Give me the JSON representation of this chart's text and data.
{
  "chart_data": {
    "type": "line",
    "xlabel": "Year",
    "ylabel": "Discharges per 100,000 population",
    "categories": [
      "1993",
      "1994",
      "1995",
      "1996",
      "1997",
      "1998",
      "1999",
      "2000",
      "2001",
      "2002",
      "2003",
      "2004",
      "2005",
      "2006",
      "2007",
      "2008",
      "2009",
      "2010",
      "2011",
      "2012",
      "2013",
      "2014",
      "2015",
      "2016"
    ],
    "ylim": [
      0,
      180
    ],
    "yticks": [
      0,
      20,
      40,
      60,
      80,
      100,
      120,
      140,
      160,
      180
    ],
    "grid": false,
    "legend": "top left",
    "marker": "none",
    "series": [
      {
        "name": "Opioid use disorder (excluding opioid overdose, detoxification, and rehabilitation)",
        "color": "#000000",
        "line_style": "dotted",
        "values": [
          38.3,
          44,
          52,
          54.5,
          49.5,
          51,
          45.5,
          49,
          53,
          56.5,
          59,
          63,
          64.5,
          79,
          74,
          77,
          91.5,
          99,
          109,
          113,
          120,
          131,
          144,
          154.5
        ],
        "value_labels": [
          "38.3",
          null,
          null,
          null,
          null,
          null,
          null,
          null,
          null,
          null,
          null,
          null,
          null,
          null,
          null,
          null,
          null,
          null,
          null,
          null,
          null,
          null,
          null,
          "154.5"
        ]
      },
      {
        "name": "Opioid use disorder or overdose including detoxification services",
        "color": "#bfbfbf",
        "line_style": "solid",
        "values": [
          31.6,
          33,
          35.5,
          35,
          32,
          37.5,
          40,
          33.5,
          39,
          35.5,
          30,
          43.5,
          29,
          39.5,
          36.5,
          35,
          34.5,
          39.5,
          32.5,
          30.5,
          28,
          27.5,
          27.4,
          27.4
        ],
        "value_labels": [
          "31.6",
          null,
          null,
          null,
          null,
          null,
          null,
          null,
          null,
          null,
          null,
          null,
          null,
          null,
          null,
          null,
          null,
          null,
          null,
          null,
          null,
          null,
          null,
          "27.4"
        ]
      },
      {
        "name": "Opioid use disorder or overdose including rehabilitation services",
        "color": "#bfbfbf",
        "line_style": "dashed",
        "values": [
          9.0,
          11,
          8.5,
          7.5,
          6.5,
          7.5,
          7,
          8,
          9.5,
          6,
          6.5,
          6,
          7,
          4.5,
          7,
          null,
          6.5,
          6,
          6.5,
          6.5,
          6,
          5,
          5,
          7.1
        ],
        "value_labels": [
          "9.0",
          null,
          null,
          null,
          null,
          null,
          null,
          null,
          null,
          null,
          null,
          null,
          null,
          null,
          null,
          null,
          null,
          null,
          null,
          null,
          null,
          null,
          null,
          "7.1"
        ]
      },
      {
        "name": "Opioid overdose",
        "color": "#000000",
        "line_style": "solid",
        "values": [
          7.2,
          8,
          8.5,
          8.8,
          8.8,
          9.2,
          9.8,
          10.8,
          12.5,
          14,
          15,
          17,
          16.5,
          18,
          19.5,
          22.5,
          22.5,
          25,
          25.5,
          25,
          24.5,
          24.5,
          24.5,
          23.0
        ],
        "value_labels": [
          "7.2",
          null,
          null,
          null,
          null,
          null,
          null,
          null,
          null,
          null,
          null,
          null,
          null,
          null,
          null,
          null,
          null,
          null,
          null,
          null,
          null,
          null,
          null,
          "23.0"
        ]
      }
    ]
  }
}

+ + + + + + +

= EXERCISE DESCRIPTION =
Reproduce the full set of records precisely.

= PROBLEM SOLUTION =
Give me the JSON representation of this chart's text and data.
{
  "chart_data": {
    "type": "line",
    "xlabel": "Year",
    "ylabel": "Discharges per 100,000 population",
    "categories": [
      "1993",
      "1994",
      "1995",
      "1996",
      "1997",
      "1998",
      "1999",
      "2000",
      "2001",
      "2002",
      "2003",
      "2004",
      "2005",
      "2006",
      "2007",
      "2008",
      "2009",
      "2010",
      "2011",
      "2012",
      "2013",
      "2014",
      "2015",
      "2016"
    ],
    "ylim": [
      0,
      180
    ],
    "yticks": [
      0,
      20,
      40,
      60,
      80,
      100,
      120,
      140,
      160,
      180
    ],
    "grid": false,
    "legend": "top left",
    "marker": "none",
    "series": [
      {
        "name": "Opioid use disorder (excluding opioid overdose, detoxification, and rehabilitation)",
        "color": "#000000",
        "line_style": "dotted",
        "values": [
          38.3,
          44,
          52,
          54.5,
          49.5,
          51,
          45.5,
          49,
          53,
          56.5,
          59,
          63,
          64.5,
          79,
          74,
          77,
          91.5,
          99,
          109,
          113,
          120,
          131,
          144,
          154.5
        ],
        "value_labels": [
          "38.3",
          null,
          null,
          null,
          null,
          null,
          null,
          null,
          null,
          null,
          null,
          null,
          null,
          null,
          null,
          null,
          null,
          null,
          null,
          null,
          null,
          null,
          null,
          "154.5"
        ]
      },
      {
        "name": "Opioid use disorder or overdose including detoxification services",
        "color": "#bfbfbf",
        "line_style": "solid",
        "values": [
          31.6,
          33,
          35.5,
          35,
          32,
          37.5,
          40,
          33.5,
          39,
          35.5,
          30,
          43.5,
          29,
          39.5,
          36.5,
          35,
          34.5,
          39.5,
          32.5,
          30.5,
          28,
          27.5,
          27.4,
          27.4
        ],
        "value_labels": [
          "31.6",
          null,
          null,
          null,
          null,
          null,
          null,
          null,
          null,
          null,
          null,
          null,
          null,
          null,
          null,
          null,
          null,
          null,
          null,
          null,
          null,
          null,
          null,
          "27.4"
        ]
      },
      {
        "name": "Opioid use disorder or overdose including rehabilitation services",
        "color": "#bfbfbf",
        "line_style": "dashed",
        "values": [
          9.0,
          11,
          8.5,
          7.5,
          6.5,
          7.5,
          7,
          8,
          9.5,
          6,
          6.5,
          6,
          7,
          4.5,
          7,
          null,
          6.5,
          6,
          6.5,
          6.5,
          6,
          5,
          5,
          7.1
        ],
        "value_labels": [
          "9.0",
          null,
          null,
          null,
          null,
          null,
          null,
          null,
          null,
          null,
          null,
          null,
          null,
          null,
          null,
          null,
          null,
          null,
          null,
          null,
          null,
          null,
          null,
          "7.1"
        ]
      },
      {
        "name": "Opioid overdose",
        "color": "#000000",
        "line_style": "solid",
        "values": [
          7.2,
          8,
          8.5,
          8.8,
          8.8,
          9.2,
          9.8,
          10.8,
          12.5,
          14,
          15,
          17,
          16.5,
          18,
          19.5,
          22.5,
          22.5,
          25,
          25.5,
          25,
          24.5,
          24.5,
          24.5,
          23.0
        ],
        "value_labels": [
          "7.2",
          null,
          null,
          null,
          null,
          null,
          null,
          null,
          null,
          null,
          null,
          null,
          null,
          null,
          null,
          null,
          null,
          null,
          null,
          null,
          null,
          null,
          null,
          "23.0"
        ]
      }
    ]
  }
}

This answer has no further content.